[Work to be completed] Of all the lines in the material, how many contain the word "your"? State the number alone.

[Dataset rows]
******************************

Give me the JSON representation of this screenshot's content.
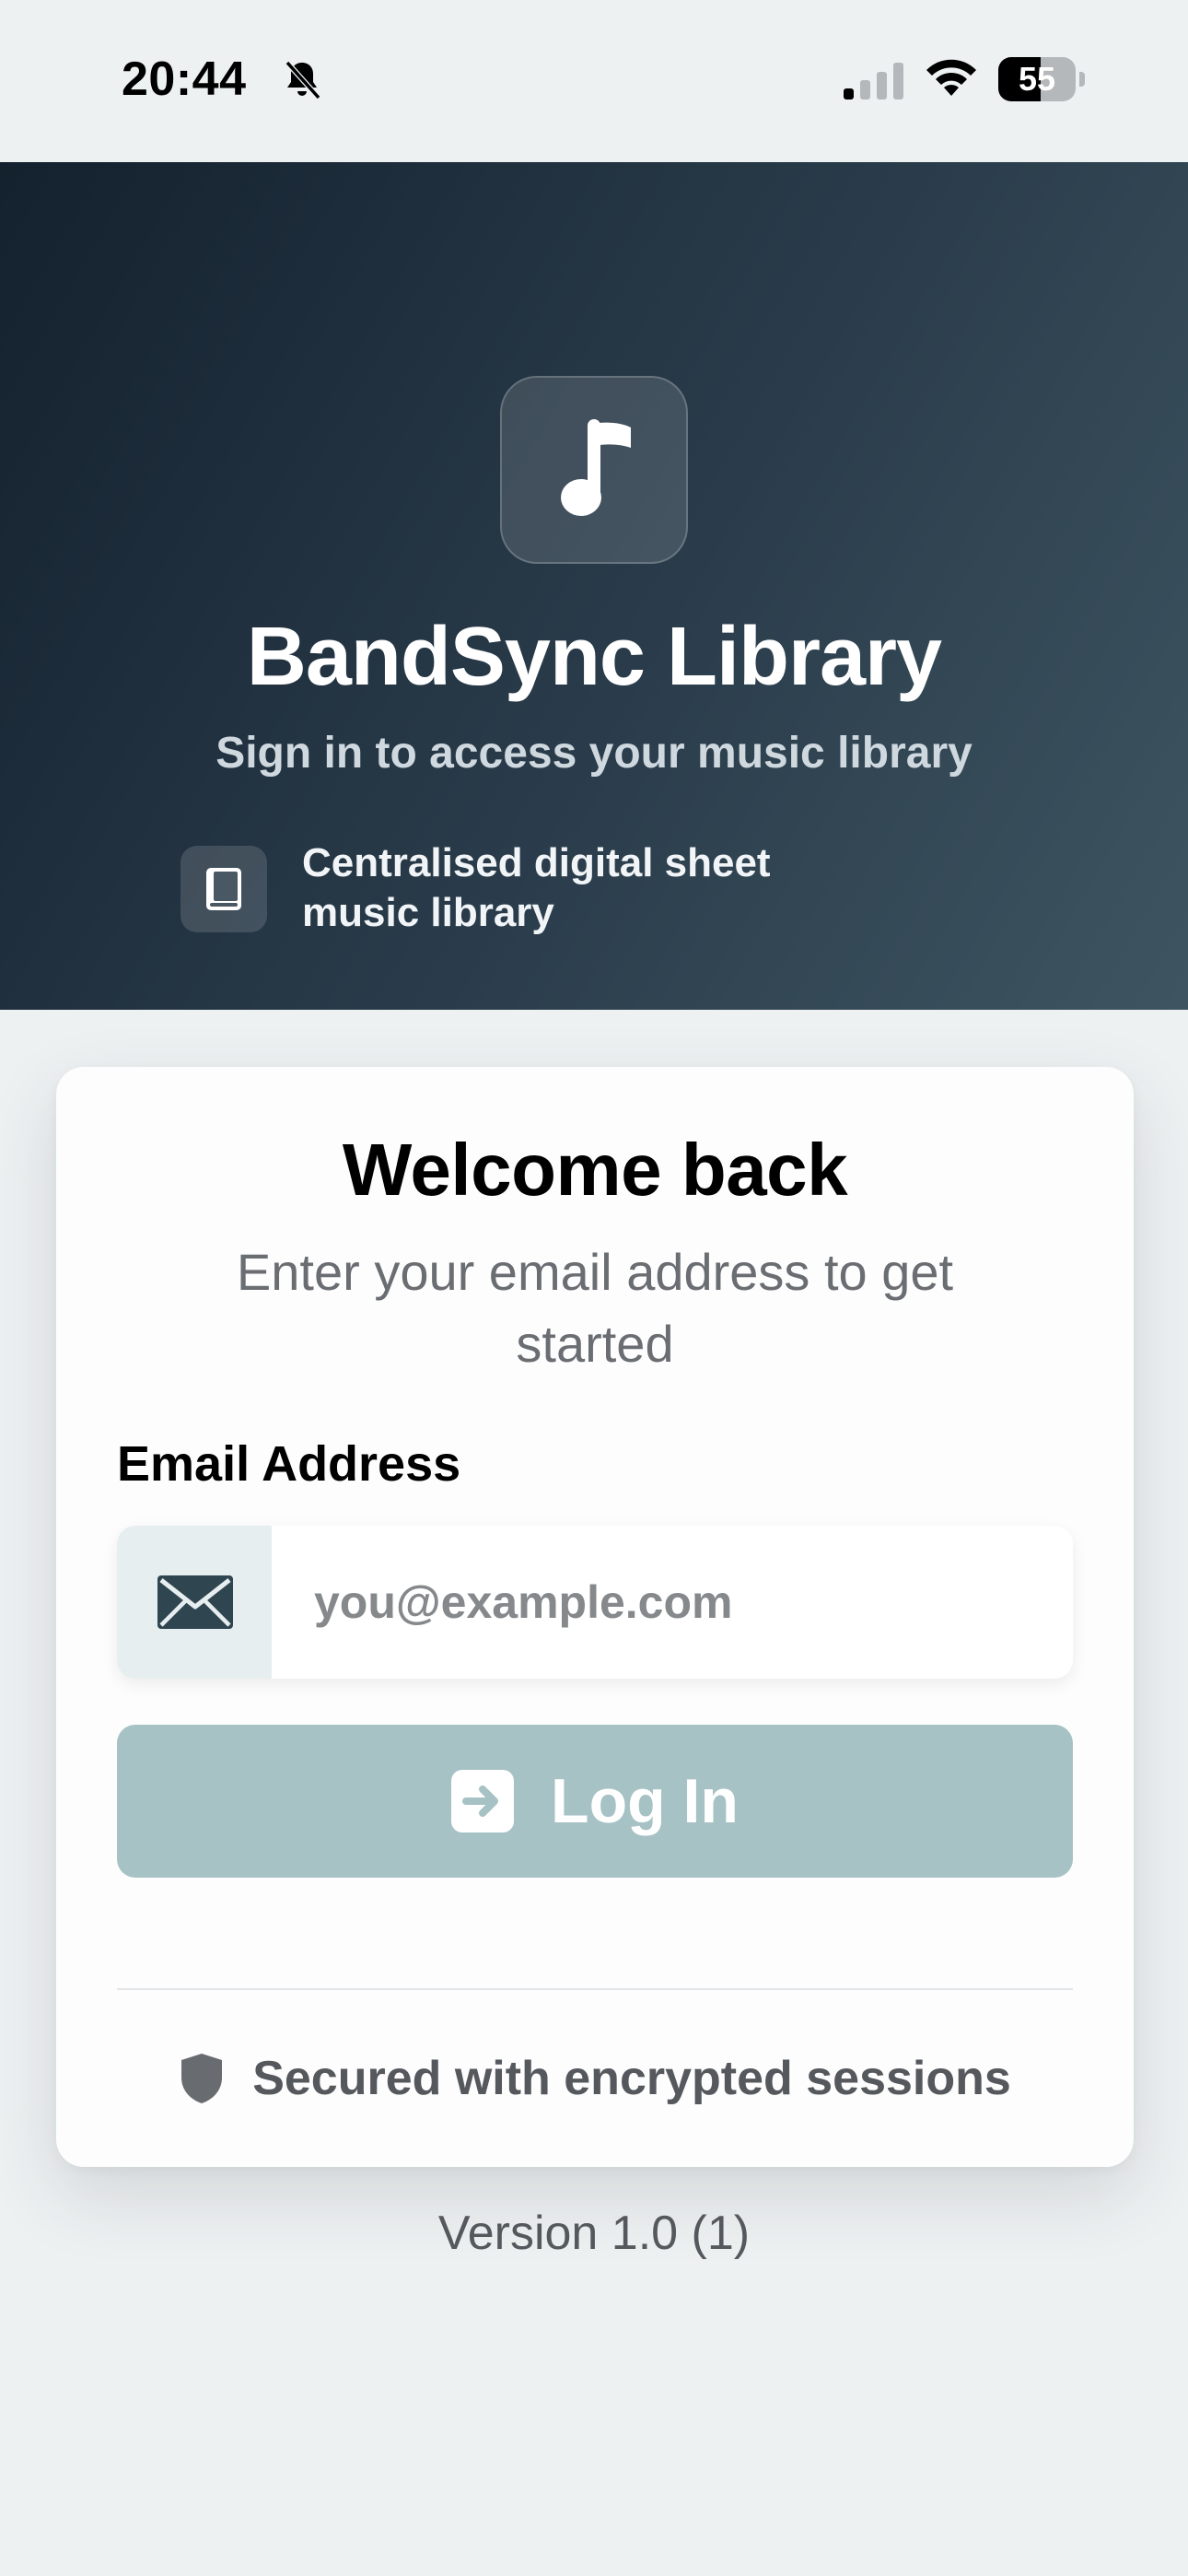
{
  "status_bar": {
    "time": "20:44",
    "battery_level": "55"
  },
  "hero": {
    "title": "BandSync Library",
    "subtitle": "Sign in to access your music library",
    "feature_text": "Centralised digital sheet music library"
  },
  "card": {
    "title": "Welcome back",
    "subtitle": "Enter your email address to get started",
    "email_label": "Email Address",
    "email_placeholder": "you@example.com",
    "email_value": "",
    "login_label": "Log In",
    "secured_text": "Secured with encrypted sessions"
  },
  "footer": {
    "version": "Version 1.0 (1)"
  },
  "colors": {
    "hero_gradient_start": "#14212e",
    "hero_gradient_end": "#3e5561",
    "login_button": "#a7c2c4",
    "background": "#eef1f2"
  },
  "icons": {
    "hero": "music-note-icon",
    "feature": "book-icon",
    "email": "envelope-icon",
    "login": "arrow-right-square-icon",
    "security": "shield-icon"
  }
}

******************************

[Task response] 2